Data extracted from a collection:
# # # # #
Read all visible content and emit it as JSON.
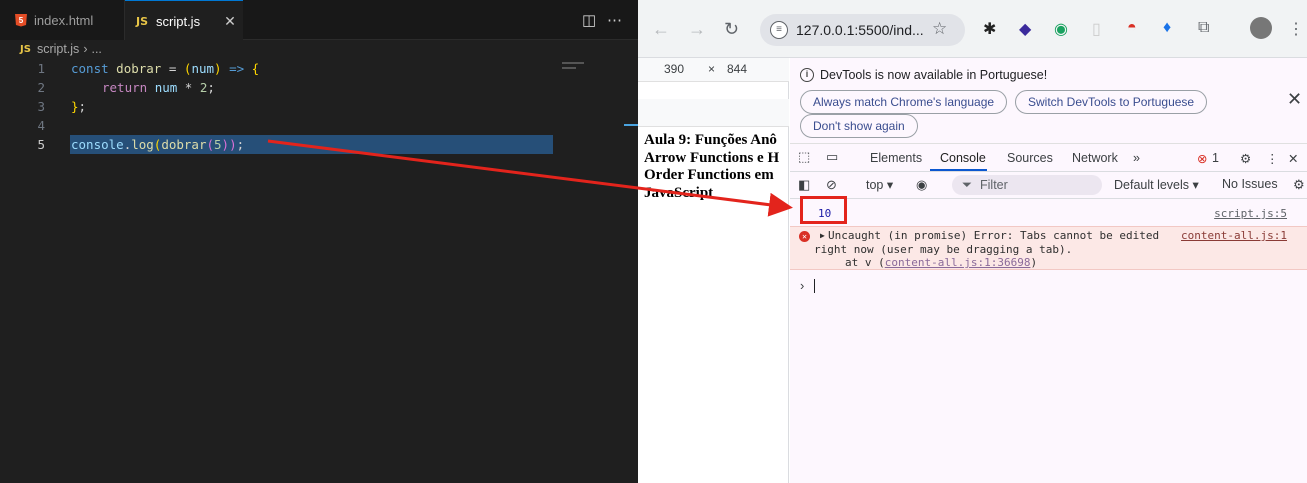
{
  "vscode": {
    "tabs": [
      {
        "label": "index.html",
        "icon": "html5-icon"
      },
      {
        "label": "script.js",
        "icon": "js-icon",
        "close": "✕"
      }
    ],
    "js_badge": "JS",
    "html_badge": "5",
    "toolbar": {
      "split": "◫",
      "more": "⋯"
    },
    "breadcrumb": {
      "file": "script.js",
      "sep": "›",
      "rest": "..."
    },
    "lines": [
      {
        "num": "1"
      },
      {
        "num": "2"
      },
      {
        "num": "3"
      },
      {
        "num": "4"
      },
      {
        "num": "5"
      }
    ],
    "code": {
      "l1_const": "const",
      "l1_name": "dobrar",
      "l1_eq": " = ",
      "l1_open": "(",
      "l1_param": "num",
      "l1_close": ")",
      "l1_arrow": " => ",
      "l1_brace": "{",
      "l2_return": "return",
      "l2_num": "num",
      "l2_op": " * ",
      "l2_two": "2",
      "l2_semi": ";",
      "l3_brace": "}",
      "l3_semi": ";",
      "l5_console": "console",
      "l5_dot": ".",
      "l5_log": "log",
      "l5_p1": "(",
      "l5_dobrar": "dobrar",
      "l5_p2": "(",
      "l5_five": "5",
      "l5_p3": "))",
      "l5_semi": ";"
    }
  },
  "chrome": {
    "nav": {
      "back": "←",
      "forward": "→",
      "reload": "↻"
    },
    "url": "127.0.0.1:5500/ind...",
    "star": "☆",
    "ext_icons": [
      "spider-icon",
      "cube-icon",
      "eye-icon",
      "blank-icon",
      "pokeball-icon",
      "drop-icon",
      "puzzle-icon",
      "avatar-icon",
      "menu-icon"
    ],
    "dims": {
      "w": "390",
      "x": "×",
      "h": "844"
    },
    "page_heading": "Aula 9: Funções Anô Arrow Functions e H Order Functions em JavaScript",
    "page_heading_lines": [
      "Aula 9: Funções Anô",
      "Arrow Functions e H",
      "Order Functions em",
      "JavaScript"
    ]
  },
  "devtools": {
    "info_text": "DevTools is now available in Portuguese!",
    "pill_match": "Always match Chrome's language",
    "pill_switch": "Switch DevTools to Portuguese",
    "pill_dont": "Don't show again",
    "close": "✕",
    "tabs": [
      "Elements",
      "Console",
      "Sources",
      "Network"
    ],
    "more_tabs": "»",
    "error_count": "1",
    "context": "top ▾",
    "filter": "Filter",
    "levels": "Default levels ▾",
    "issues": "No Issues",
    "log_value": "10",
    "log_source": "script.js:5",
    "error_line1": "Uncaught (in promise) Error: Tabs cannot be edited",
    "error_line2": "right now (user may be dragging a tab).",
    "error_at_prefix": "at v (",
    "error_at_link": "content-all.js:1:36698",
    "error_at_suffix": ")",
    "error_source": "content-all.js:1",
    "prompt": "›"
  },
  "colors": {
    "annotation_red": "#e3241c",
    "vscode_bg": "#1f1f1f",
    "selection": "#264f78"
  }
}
# # # # #
◆ Exercise requirements:
Transcribe all of the records above character for character. Exclude the pictures.

◆ Solution:
Read all visible content and emit it as JSON.
{
  "vscode": {
    "tabs": [
      {
        "label": "index.html",
        "icon": "html5-icon"
      },
      {
        "label": "script.js",
        "icon": "js-icon",
        "close": "✕"
      }
    ],
    "js_badge": "JS",
    "html_badge": "5",
    "toolbar": {
      "split": "◫",
      "more": "⋯"
    },
    "breadcrumb": {
      "file": "script.js",
      "sep": "›",
      "rest": "..."
    },
    "lines": [
      {
        "num": "1"
      },
      {
        "num": "2"
      },
      {
        "num": "3"
      },
      {
        "num": "4"
      },
      {
        "num": "5"
      }
    ],
    "code": {
      "l1_const": "const",
      "l1_name": "dobrar",
      "l1_eq": " = ",
      "l1_open": "(",
      "l1_param": "num",
      "l1_close": ")",
      "l1_arrow": " => ",
      "l1_brace": "{",
      "l2_return": "return",
      "l2_num": "num",
      "l2_op": " * ",
      "l2_two": "2",
      "l2_semi": ";",
      "l3_brace": "}",
      "l3_semi": ";",
      "l5_console": "console",
      "l5_dot": ".",
      "l5_log": "log",
      "l5_p1": "(",
      "l5_dobrar": "dobrar",
      "l5_p2": "(",
      "l5_five": "5",
      "l5_p3": "))",
      "l5_semi": ";"
    }
  },
  "chrome": {
    "nav": {
      "back": "←",
      "forward": "→",
      "reload": "↻"
    },
    "url": "127.0.0.1:5500/ind...",
    "star": "☆",
    "ext_icons": [
      "spider-icon",
      "cube-icon",
      "eye-icon",
      "blank-icon",
      "pokeball-icon",
      "drop-icon",
      "puzzle-icon",
      "avatar-icon",
      "menu-icon"
    ],
    "dims": {
      "w": "390",
      "x": "×",
      "h": "844"
    },
    "page_heading": "Aula 9: Funções Anô Arrow Functions e H Order Functions em JavaScript",
    "page_heading_lines": [
      "Aula 9: Funções Anô",
      "Arrow Functions e H",
      "Order Functions em",
      "JavaScript"
    ]
  },
  "devtools": {
    "info_text": "DevTools is now available in Portuguese!",
    "pill_match": "Always match Chrome's language",
    "pill_switch": "Switch DevTools to Portuguese",
    "pill_dont": "Don't show again",
    "close": "✕",
    "tabs": [
      "Elements",
      "Console",
      "Sources",
      "Network"
    ],
    "more_tabs": "»",
    "error_count": "1",
    "context": "top ▾",
    "filter": "Filter",
    "levels": "Default levels ▾",
    "issues": "No Issues",
    "log_value": "10",
    "log_source": "script.js:5",
    "error_line1": "Uncaught (in promise) Error: Tabs cannot be edited",
    "error_line2": "right now (user may be dragging a tab).",
    "error_at_prefix": "at v (",
    "error_at_link": "content-all.js:1:36698",
    "error_at_suffix": ")",
    "error_source": "content-all.js:1",
    "prompt": "›"
  },
  "colors": {
    "annotation_red": "#e3241c",
    "vscode_bg": "#1f1f1f",
    "selection": "#264f78"
  }
}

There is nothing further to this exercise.